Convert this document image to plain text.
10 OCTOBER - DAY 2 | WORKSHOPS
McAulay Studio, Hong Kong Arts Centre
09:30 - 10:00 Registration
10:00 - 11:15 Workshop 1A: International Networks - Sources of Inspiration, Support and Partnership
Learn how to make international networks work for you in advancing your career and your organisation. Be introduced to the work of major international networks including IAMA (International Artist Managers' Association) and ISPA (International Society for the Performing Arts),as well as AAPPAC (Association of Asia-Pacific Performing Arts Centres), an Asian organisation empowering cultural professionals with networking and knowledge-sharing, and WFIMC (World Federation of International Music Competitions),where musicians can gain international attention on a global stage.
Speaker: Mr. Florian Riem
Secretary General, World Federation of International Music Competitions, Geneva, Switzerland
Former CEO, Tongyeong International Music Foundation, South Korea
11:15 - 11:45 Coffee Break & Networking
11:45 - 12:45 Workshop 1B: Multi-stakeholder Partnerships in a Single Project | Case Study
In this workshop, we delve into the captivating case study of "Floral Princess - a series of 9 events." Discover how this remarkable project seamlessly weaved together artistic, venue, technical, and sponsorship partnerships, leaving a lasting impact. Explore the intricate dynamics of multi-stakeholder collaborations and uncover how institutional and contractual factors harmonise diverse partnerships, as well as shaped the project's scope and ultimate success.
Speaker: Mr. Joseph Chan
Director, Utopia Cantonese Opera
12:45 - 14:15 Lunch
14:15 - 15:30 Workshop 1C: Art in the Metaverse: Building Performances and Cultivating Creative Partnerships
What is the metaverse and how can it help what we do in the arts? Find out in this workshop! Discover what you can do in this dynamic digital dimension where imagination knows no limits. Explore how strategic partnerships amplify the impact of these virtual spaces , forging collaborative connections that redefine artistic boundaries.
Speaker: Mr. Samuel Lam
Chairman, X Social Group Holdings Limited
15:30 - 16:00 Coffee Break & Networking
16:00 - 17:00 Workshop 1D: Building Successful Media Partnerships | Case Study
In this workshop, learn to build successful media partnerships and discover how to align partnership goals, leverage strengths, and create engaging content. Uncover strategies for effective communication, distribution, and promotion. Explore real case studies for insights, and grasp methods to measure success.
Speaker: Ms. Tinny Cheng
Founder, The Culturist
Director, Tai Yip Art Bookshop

**********

- [Directions for this task]:
Repeat the entries shown above, every one, word for word.

- [Solution for this exercise]:
Convert this document image to plain text.
10 OCTOBER - DAY 2 | WORKSHOPS
McAulay Studio, Hong Kong Arts Centre
09:30 - 10:00 Registration
10:00 - 11:15 Workshop 1A: International Networks - Sources of Inspiration, Support and Partnership
Learn how to make international networks work for you in advancing your career and your organisation. Be introduced to the work of major international networks including IAMA (International Artist Managers' Association) and ISPA (International Society for the Performing Arts),as well as AAPPAC (Association of Asia-Pacific Performing Arts Centres), an Asian organisation empowering cultural professionals with networking and knowledge-sharing, and WFIMC (World Federation of International Music Competitions),where musicians can gain international attention on a global stage.
Speaker: Mr. Florian Riem
Secretary General, World Federation of International Music Competitions, Geneva, Switzerland
Former CEO, Tongyeong International Music Foundation, South Korea
11:15 - 11:45 Coffee Break & Networking
11:45 - 12:45 Workshop 1B: Multi-stakeholder Partnerships in a Single Project | Case Study
In this workshop, we delve into the captivating case study of "Floral Princess - a series of 9 events." Discover how this remarkable project seamlessly weaved together artistic, venue, technical, and sponsorship partnerships, leaving a lasting impact. Explore the intricate dynamics of multi-stakeholder collaborations and uncover how institutional and contractual factors harmonise diverse partnerships, as well as shaped the project's scope and ultimate success.
Speaker: Mr. Joseph Chan
Director, Utopia Cantonese Opera
12:45 - 14:15 Lunch
14:15 - 15:30 Workshop 1C: Art in the Metaverse: Building Performances and Cultivating Creative Partnerships
What is the metaverse and how can it help what we do in the arts? Find out in this workshop! Discover what you can do in this dynamic digital dimension where imagination knows no limits. Explore how strategic partnerships amplify the impact of these virtual spaces , forging collaborative connections that redefine artistic boundaries.
Speaker: Mr. Samuel Lam
Chairman, X Social Group Holdings Limited
15:30 - 16:00 Coffee Break & Networking
16:00 - 17:00 Workshop 1D: Building Successful Media Partnerships | Case Study
In this workshop, learn to build successful media partnerships and discover how to align partnership goals, leverage strengths, and create engaging content. Uncover strategies for effective communication, distribution, and promotion. Explore real case studies for insights, and grasp methods to measure success.
Speaker: Ms. Tinny Cheng
Founder, The Culturist
Director, Tai Yip Art Bookshop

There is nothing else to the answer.